Written problem -
The exercise asks for every line of the data to be reproduced exactly.

━━━━━ Stored data

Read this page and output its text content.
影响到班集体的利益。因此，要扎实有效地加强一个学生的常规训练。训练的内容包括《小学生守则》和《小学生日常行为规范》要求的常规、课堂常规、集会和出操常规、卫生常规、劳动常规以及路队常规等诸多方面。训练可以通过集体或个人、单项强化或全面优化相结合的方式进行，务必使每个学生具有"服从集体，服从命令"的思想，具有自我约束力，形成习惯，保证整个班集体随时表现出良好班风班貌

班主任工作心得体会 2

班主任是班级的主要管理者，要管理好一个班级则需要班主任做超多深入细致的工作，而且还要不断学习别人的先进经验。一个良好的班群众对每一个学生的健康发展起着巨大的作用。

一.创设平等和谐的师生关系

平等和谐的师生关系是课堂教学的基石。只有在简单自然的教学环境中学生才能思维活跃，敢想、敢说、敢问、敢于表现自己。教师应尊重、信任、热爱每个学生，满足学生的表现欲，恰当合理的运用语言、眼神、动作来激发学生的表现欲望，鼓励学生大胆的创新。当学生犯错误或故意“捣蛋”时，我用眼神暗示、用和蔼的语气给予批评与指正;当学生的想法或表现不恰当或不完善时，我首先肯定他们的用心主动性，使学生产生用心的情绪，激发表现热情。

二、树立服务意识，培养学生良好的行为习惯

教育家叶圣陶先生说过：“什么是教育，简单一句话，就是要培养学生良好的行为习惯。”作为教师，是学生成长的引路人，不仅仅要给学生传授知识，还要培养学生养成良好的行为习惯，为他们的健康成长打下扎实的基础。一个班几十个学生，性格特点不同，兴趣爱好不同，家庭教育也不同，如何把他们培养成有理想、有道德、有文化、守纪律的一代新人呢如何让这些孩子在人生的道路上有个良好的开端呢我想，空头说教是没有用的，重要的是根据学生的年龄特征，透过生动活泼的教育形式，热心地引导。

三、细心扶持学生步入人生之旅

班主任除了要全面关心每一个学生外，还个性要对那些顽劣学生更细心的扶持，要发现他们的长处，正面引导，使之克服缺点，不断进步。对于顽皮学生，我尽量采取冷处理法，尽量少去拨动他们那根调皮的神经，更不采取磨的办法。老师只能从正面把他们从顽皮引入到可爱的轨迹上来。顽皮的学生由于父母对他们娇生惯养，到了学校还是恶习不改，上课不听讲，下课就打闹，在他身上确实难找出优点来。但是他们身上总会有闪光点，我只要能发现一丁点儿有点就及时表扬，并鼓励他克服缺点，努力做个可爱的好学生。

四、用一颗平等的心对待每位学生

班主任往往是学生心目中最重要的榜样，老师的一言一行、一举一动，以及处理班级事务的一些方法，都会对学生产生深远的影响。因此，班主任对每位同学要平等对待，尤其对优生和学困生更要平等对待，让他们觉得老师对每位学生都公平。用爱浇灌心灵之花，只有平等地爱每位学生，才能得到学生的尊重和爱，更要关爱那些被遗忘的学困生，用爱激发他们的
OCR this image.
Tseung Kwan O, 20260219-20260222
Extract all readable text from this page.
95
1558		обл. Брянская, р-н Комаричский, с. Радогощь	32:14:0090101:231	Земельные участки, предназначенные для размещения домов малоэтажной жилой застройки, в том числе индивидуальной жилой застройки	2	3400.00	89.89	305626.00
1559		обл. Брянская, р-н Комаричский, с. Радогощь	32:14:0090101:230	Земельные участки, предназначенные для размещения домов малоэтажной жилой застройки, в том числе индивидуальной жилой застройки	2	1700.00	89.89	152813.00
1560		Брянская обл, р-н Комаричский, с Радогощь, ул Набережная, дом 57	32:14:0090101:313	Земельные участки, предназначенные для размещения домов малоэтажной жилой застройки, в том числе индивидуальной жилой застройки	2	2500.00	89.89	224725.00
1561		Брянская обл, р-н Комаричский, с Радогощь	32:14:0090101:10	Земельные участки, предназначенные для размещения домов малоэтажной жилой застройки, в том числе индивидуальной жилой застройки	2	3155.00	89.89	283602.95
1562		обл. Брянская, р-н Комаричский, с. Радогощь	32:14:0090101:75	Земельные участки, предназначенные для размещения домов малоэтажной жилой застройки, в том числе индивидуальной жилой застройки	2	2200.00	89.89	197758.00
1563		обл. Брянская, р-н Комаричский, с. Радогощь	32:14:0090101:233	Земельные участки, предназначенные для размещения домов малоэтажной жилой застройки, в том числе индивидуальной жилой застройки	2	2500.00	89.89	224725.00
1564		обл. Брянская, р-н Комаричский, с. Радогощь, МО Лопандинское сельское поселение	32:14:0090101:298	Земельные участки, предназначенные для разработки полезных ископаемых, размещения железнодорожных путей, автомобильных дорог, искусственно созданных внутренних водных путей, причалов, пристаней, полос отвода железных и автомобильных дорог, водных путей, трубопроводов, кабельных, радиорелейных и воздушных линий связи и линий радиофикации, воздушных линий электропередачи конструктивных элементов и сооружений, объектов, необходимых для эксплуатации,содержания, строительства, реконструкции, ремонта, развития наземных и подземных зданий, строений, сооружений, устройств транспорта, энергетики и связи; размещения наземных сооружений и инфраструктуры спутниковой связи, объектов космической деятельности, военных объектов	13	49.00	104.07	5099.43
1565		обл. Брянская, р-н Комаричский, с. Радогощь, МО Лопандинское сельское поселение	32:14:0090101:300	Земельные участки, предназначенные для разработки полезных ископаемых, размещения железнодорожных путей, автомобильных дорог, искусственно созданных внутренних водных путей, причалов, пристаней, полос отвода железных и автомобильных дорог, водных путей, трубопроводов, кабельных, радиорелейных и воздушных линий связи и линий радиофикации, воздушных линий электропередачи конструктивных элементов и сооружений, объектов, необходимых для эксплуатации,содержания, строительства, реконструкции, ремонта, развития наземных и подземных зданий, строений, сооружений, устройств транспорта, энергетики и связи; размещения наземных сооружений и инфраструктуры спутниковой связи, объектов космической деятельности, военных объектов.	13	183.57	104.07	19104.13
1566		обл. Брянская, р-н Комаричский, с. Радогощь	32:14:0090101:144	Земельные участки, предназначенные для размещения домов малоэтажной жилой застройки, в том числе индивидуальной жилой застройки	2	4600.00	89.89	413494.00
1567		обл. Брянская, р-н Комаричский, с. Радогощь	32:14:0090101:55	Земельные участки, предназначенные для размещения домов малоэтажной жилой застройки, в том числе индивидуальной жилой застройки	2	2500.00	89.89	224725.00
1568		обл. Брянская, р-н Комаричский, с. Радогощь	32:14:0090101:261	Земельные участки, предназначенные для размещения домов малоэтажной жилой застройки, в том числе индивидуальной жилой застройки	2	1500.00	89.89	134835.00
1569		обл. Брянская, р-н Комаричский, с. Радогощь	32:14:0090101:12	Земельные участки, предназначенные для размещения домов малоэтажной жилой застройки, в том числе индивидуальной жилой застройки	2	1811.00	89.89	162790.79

━━━━━━━━━━

Result for this exercise -
Read this page and output its text content.
影响到班集体的利益。因此，要扎实有效地加强一个学生的常规训练。训练的内容包括《小学生守则》和《小学生日常行为规范》要求的常规、课堂常规、集会和出操常规、卫生常规、劳动常规以及路队常规等诸多方面。训练可以通过集体或个人、单项强化或全面优化相结合的方式进行，务必使每个学生具有"服从集体，服从命令"的思想，具有自我约束力，形成习惯，保证整个班集体随时表现出良好班风班貌

班主任工作心得体会 2

班主任是班级的主要管理者，要管理好一个班级则需要班主任做超多深入细致的工作，而且还要不断学习别人的先进经验。一个良好的班群众对每一个学生的健康发展起着巨大的作用。

一.创设平等和谐的师生关系

平等和谐的师生关系是课堂教学的基石。只有在简单自然的教学环境中学生才能思维活跃，敢想、敢说、敢问、敢于表现自己。教师应尊重、信任、热爱每个学生，满足学生的表现欲，恰当合理的运用语言、眼神、动作来激发学生的表现欲望，鼓励学生大胆的创新。当学生犯错误或故意“捣蛋”时，我用眼神暗示、用和蔼的语气给予批评与指正;当学生的想法或表现不恰当或不完善时，我首先肯定他们的用心主动性，使学生产生用心的情绪，激发表现热情。

二、树立服务意识，培养学生良好的行为习惯

教育家叶圣陶先生说过：“什么是教育，简单一句话，就是要培养学生良好的行为习惯。”作为教师，是学生成长的引路人，不仅仅要给学生传授知识，还要培养学生养成良好的行为习惯，为他们的健康成长打下扎实的基础。一个班几十个学生，性格特点不同，兴趣爱好不同，家庭教育也不同，如何把他们培养成有理想、有道德、有文化、守纪律的一代新人呢如何让这些孩子在人生的道路上有个良好的开端呢我想，空头说教是没有用的，重要的是根据学生的年龄特征，透过生动活泼的教育形式，热心地引导。

三、细心扶持学生步入人生之旅

班主任除了要全面关心每一个学生外，还个性要对那些顽劣学生更细心的扶持，要发现他们的长处，正面引导，使之克服缺点，不断进步。对于顽皮学生，我尽量采取冷处理法，尽量少去拨动他们那根调皮的神经，更不采取磨的办法。老师只能从正面把他们从顽皮引入到可爱的轨迹上来。顽皮的学生由于父母对他们娇生惯养，到了学校还是恶习不改，上课不听讲，下课就打闹，在他身上确实难找出优点来。但是他们身上总会有闪光点，我只要能发现一丁点儿有点就及时表扬，并鼓励他克服缺点，努力做个可爱的好学生。

四、用一颗平等的心对待每位学生

班主任往往是学生心目中最重要的榜样，老师的一言一行、一举一动，以及处理班级事务的一些方法，都会对学生产生深远的影响。因此，班主任对每位同学要平等对待，尤其对优生和学困生更要平等对待，让他们觉得老师对每位学生都公平。用爱浇灌心灵之花，只有平等地爱每位学生，才能得到学生的尊重和爱，更要关爱那些被遗忘的学困生，用爱激发他们的
OCR this image.
Tseung Kwan O, 20260219-20260222
Extract all readable text from this page.
95
1558		обл. Брянская, р-н Комаричский, с. Радогощь	32:14:0090101:231	Земельные участки, предназначенные для размещения домов малоэтажной жилой застройки, в том числе индивидуальной жилой застройки	2	3400.00	89.89	305626.00
1559		обл. Брянская, р-н Комаричский, с. Радогощь	32:14:0090101:230	Земельные участки, предназначенные для размещения домов малоэтажной жилой застройки, в том числе индивидуальной жилой застройки	2	1700.00	89.89	152813.00
1560		Брянская обл, р-н Комаричский, с Радогощь, ул Набережная, дом 57	32:14:0090101:313	Земельные участки, предназначенные для размещения домов малоэтажной жилой застройки, в том числе индивидуальной жилой застройки	2	2500.00	89.89	224725.00
1561		Брянская обл, р-н Комаричский, с Радогощь	32:14:0090101:10	Земельные участки, предназначенные для размещения домов малоэтажной жилой застройки, в том числе индивидуальной жилой застройки	2	3155.00	89.89	283602.95
1562		обл. Брянская, р-н Комаричский, с. Радогощь	32:14:0090101:75	Земельные участки, предназначенные для размещения домов малоэтажной жилой застройки, в том числе индивидуальной жилой застройки	2	2200.00	89.89	197758.00
1563		обл. Брянская, р-н Комаричский, с. Радогощь	32:14:0090101:233	Земельные участки, предназначенные для размещения домов малоэтажной жилой застройки, в том числе индивидуальной жилой застройки	2	2500.00	89.89	224725.00
1564		обл. Брянская, р-н Комаричский, с. Радогощь, МО Лопандинское сельское поселение	32:14:0090101:298	Земельные участки, предназначенные для разработки полезных ископаемых, размещения железнодорожных путей, автомобильных дорог, искусственно созданных внутренних водных путей, причалов, пристаней, полос отвода железных и автомобильных дорог, водных путей, трубопроводов, кабельных, радиорелейных и воздушных линий связи и линий радиофикации, воздушных линий электропередачи конструктивных элементов и сооружений, объектов, необходимых для эксплуатации,содержания, строительства, реконструкции, ремонта, развития наземных и подземных зданий, строений, сооружений, устройств транспорта, энергетики и связи; размещения наземных сооружений и инфраструктуры спутниковой связи, объектов космической деятельности, военных объектов	13	49.00	104.07	5099.43
1565		обл. Брянская, р-н Комаричский, с. Радогощь, МО Лопандинское сельское поселение	32:14:0090101:300	Земельные участки, предназначенные для разработки полезных ископаемых, размещения железнодорожных путей, автомобильных дорог, искусственно созданных внутренних водных путей, причалов, пристаней, полос отвода железных и автомобильных дорог, водных путей, трубопроводов, кабельных, радиорелейных и воздушных линий связи и линий радиофикации, воздушных линий электропередачи конструктивных элементов и сооружений, объектов, необходимых для эксплуатации,содержания, строительства, реконструкции, ремонта, развития наземных и подземных зданий, строений, сооружений, устройств транспорта, энергетики и связи; размещения наземных сооружений и инфраструктуры спутниковой связи, объектов космической деятельности, военных объектов.	13	183.57	104.07	19104.13
1566		обл. Брянская, р-н Комаричский, с. Радогощь	32:14:0090101:144	Земельные участки, предназначенные для размещения домов малоэтажной жилой застройки, в том числе индивидуальной жилой застройки	2	4600.00	89.89	413494.00
1567		обл. Брянская, р-н Комаричский, с. Радогощь	32:14:0090101:55	Земельные участки, предназначенные для размещения домов малоэтажной жилой застройки, в том числе индивидуальной жилой застройки	2	2500.00	89.89	224725.00
1568		обл. Брянская, р-н Комаричский, с. Радогощь	32:14:0090101:261	Земельные участки, предназначенные для размещения домов малоэтажной жилой застройки, в том числе индивидуальной жилой застройки	2	1500.00	89.89	134835.00
1569		обл. Брянская, р-н Комаричский, с. Радогощь	32:14:0090101:12	Земельные участки, предназначенные для размещения домов малоэтажной жилой застройки, в том числе индивидуальной жилой застройки	2	1811.00	89.89	162790.79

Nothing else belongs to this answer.